# [GOAL]
Transcribe the whole listing without a single picture.

Entries from a dataset
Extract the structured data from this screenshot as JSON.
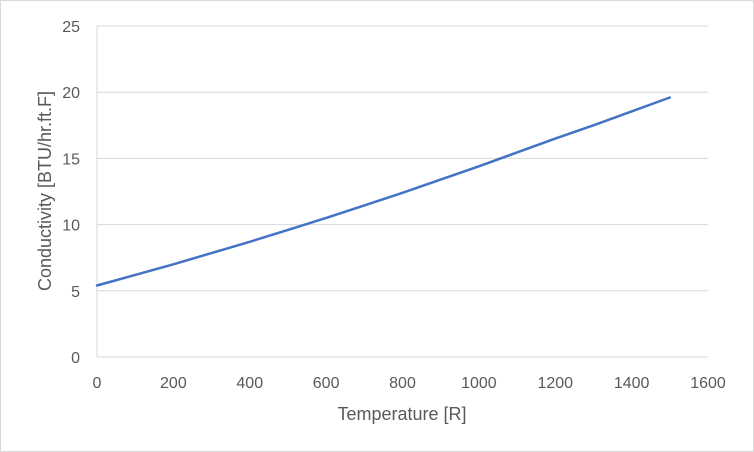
{
  "chart_data": {
    "type": "line",
    "title": "",
    "xlabel": "Temperature [R]",
    "ylabel": "Conductivity [BTU/hr.ft.F]",
    "xlim": [
      0,
      1600
    ],
    "ylim": [
      0,
      25
    ],
    "x_ticks": [
      0,
      200,
      400,
      600,
      800,
      1000,
      1200,
      1400,
      1600
    ],
    "y_ticks": [
      0,
      5,
      10,
      15,
      20,
      25
    ],
    "grid": true,
    "legend": "none",
    "series": [
      {
        "color": "#4472c4",
        "x": [
          0,
          100,
          200,
          300,
          400,
          500,
          600,
          700,
          800,
          900,
          1000,
          1100,
          1200,
          1300,
          1400,
          1500
        ],
        "y": [
          5.4,
          6.2,
          7.0,
          7.85,
          8.7,
          9.6,
          10.5,
          11.45,
          12.4,
          13.4,
          14.4,
          15.45,
          16.5,
          17.5,
          18.55,
          19.6
        ]
      }
    ]
  }
}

# [EXERCISE OUTPUT]
Extract the structured data from this screenshot as JSON.
{
  "chart_data": {
    "type": "line",
    "title": "",
    "xlabel": "Temperature [R]",
    "ylabel": "Conductivity [BTU/hr.ft.F]",
    "xlim": [
      0,
      1600
    ],
    "ylim": [
      0,
      25
    ],
    "x_ticks": [
      0,
      200,
      400,
      600,
      800,
      1000,
      1200,
      1400,
      1600
    ],
    "y_ticks": [
      0,
      5,
      10,
      15,
      20,
      25
    ],
    "grid": true,
    "legend": "none",
    "series": [
      {
        "color": "#4472c4",
        "x": [
          0,
          100,
          200,
          300,
          400,
          500,
          600,
          700,
          800,
          900,
          1000,
          1100,
          1200,
          1300,
          1400,
          1500
        ],
        "y": [
          5.4,
          6.2,
          7.0,
          7.85,
          8.7,
          9.6,
          10.5,
          11.45,
          12.4,
          13.4,
          14.4,
          15.45,
          16.5,
          17.5,
          18.55,
          19.6
        ]
      }
    ]
  }
}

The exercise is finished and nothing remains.